> **TEXT TO READ**
━━━━━━━━

# How to get Comcast VOD with Tivo?



## Notsohappy1 (Jan 15, 2010)

Can you access Comcast VOD features with a Tivo HD box? Is there a way to connect a Comcast HD Box to the Tivo to get the channels.

I just purchase a standard HD Tivo and have had Comast install the required cards. I suscribe to the full Comast bundle and have access to all the premium channels such as HBO, Showtime, etc. - as well as all the VOD content that comes along with them (free movies, premium movies on demand, specials, TV shows, etc.).

With my new Tivo I can access HBO, Showtime, etc. - but only the movie that is playing on the particular channel at that time. I cannot access any of the other VOD content (of which there is a lot). I am not very happy about this as I was never advised that I would loose so much with the Tivo. What really urks me is that I subsribed to Netflix when I purchased the Tivo to access all the streaming movies they boast about. What I have found is that most of the streaming movies via Netflix are movies that I would already have access to (and of which I am paying for) via Comcast.


----------



## MikeAndrews (Jan 17, 2002)

There was a mention here that you can order a Pay per view over the phone and see it, but I dunno how you'd know what channel it would be on.


----------



## ZeoTiVo (Jan 2, 2004)

if it is Video on demand then simply hook the Comcast HD cable box to the TV itself and umm .. watch them when you demand it.

Use the TiVo HD to record all the stuff that comes on at scheduled times and you can not watch when you want otherwise.

if Netflix gives you no value, then cancel it.

Your welcome.


----------



## drvman02 (Feb 14, 2005)

Short answer: From what I understand you cannot get access to the VOD content on the TivoHD. 

What I currently do is switch between the two when necessary. 

However, I will be switching to Netflix soon and getting rid of the Comcast box because what I am paying for the Comcast box is about as much as the monthly charge of the lowest Netflix plan. Plus I have to pay for any movie that I want to watch.


----------



## Notsohappy1 (Jan 15, 2010)

Thanks for the quick replies. Right now I have a Comcast box connected directly to another input on the TV so I can get the VOD content - but I don't have the great benefits of the DVR (pause, fast forward, etc.). Guess I will just live with it.

Regarding the Netflix versus Comcast - Netflix is not what I had hoped it to be. Most of the movies or shows I have ordered have taken quite a long time to get to me - some not yet. The first disk I got was so beat up and scratched it would not play in spots. As far as the streaming content goes, it is not bad - but not great either. Much of the content is already available via Comcast premium channels. It would be nice if Tivo would work out some sort of arrangement with HULU or Fancast.

I have found Amazon to work well for purchasing movies.


----------



## nunw1 (Apr 14, 2010)

i think it's better to get tivo through comcast, because you get all the premium channels and vod. for 2.95 per month using their DVR. if i were u i would return that tivo box and go with comcast


----------



## Gavroche (May 27, 2007)

Notsohappy1 said:


> Thanks for the quick replies. Right now I have a Comcast box connected directly to another input on the TV so I can get the VOD content - but I don't have the great benefits of the DVR (pause, fast forward, etc.). Guess I will just live with it.

━━━━━━━━

> **EXERCISE REQUIREMENTS**
Reproduce the TiVo VOD thread word for word, beginning at "There was a" and stopping after "(Jan 2, 2004)". You won't need the rows that follow the thread.

━━━━━━━━

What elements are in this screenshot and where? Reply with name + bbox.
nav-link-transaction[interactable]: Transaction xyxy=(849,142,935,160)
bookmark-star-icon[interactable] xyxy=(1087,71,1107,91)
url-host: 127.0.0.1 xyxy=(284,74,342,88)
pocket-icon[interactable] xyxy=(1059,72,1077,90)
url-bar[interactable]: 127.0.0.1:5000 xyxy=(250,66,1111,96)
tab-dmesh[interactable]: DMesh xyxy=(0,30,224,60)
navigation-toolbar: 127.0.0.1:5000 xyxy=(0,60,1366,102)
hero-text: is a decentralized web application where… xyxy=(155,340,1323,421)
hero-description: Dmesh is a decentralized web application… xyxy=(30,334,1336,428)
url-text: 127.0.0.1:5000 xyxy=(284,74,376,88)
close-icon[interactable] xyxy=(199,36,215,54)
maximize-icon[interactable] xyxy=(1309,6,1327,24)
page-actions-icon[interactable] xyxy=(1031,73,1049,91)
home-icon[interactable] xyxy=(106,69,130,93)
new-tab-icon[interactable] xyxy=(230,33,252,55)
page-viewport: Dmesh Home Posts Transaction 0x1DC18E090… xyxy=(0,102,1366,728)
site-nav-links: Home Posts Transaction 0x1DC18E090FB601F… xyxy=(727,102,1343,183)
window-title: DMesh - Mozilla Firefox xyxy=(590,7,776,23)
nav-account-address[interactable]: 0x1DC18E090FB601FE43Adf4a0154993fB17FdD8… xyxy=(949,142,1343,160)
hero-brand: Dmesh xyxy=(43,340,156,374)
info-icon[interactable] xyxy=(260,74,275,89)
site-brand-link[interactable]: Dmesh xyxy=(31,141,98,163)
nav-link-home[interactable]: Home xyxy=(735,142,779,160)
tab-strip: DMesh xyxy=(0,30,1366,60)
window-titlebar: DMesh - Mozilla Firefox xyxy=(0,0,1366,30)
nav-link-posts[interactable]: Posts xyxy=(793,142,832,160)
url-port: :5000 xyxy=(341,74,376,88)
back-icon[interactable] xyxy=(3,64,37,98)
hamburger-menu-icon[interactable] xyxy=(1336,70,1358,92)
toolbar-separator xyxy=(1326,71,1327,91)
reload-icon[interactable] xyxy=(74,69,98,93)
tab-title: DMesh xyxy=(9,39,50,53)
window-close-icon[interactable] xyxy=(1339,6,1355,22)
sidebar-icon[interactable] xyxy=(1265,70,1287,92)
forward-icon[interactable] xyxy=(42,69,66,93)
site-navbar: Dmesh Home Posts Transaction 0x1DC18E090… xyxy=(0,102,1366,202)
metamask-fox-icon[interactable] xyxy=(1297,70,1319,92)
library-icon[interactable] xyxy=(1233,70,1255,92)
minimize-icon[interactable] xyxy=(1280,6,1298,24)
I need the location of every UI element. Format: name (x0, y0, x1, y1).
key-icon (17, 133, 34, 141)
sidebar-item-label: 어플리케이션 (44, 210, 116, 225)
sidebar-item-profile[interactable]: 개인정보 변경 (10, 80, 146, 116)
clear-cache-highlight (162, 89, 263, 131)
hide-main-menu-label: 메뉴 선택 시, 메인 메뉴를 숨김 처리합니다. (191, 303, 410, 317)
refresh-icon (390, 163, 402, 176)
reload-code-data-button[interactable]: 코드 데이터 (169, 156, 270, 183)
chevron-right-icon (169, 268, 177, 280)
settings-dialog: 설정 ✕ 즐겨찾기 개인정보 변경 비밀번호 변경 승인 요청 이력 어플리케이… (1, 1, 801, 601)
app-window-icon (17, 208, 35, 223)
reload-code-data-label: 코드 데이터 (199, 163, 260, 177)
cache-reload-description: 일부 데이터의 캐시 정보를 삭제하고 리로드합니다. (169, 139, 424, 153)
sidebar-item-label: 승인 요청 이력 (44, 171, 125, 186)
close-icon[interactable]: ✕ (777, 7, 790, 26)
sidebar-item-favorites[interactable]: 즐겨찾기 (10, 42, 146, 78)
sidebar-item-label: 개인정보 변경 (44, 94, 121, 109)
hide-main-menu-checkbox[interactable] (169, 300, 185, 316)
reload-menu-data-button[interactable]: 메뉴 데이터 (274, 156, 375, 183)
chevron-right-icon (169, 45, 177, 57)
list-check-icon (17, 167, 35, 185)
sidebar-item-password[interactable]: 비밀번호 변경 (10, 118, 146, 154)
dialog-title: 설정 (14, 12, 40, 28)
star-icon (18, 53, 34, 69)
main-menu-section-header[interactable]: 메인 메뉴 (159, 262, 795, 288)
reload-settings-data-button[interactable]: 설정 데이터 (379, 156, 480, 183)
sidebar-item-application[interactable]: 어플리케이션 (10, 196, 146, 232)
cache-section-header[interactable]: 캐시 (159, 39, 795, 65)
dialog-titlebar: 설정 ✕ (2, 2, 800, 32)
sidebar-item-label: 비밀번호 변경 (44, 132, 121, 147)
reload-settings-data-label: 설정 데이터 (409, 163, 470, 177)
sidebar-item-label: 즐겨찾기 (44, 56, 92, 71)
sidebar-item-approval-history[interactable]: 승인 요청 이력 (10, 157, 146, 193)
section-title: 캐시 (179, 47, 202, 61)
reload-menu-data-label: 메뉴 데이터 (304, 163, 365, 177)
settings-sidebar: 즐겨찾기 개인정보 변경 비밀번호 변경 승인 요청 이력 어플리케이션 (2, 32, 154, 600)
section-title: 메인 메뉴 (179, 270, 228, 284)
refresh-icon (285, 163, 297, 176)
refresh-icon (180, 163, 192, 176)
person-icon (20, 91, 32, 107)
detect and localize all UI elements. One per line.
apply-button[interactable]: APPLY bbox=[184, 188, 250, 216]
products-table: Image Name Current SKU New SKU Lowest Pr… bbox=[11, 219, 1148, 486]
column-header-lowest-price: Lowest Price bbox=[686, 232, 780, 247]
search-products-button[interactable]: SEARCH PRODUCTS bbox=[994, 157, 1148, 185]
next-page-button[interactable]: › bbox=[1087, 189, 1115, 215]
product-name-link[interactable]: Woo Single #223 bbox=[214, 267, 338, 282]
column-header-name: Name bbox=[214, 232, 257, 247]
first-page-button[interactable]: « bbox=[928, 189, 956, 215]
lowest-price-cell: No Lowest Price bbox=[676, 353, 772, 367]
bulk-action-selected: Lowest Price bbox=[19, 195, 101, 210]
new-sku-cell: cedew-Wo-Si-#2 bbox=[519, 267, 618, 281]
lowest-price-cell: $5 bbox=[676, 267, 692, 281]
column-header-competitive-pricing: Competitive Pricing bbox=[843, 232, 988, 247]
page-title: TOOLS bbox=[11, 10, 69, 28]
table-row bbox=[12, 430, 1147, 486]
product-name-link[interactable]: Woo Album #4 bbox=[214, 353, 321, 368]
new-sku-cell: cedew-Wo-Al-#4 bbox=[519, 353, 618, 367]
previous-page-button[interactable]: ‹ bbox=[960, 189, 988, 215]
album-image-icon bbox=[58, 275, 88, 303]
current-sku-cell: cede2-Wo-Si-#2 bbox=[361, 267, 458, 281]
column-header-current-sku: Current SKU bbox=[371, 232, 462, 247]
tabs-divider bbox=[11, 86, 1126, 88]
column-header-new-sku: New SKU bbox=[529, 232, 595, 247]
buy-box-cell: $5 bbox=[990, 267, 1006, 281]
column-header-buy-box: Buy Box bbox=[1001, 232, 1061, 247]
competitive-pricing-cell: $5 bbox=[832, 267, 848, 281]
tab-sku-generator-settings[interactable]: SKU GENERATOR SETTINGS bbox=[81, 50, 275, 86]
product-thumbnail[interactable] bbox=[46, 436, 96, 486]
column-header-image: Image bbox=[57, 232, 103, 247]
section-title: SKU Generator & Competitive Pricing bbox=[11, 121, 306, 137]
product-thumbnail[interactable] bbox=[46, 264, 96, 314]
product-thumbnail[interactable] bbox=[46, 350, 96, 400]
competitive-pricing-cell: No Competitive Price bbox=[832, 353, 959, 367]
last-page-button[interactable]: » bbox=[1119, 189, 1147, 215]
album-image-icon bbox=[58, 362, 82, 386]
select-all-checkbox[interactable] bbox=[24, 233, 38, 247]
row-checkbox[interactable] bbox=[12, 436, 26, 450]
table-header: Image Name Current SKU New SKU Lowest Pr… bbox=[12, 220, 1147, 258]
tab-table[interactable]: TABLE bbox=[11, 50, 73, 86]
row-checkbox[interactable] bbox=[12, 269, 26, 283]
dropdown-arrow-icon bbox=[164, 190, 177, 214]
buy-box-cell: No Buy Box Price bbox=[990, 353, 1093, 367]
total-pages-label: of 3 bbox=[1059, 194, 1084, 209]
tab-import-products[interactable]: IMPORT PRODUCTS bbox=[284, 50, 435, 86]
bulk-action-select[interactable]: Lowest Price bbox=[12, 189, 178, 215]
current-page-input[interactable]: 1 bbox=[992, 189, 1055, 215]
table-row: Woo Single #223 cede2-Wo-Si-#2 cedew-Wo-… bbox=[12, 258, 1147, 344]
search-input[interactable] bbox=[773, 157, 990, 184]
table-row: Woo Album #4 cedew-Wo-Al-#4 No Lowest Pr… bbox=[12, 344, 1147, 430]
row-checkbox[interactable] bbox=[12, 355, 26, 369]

━━━━━━━━

> **SOLUTION FOR THIS EXERCISE**
There was a mention here that you can order a Pay per view over the phone and see it, but I dunno how you'd know what channel it would be on.


----------



## ZeoTiVo (Jan 2, 2004)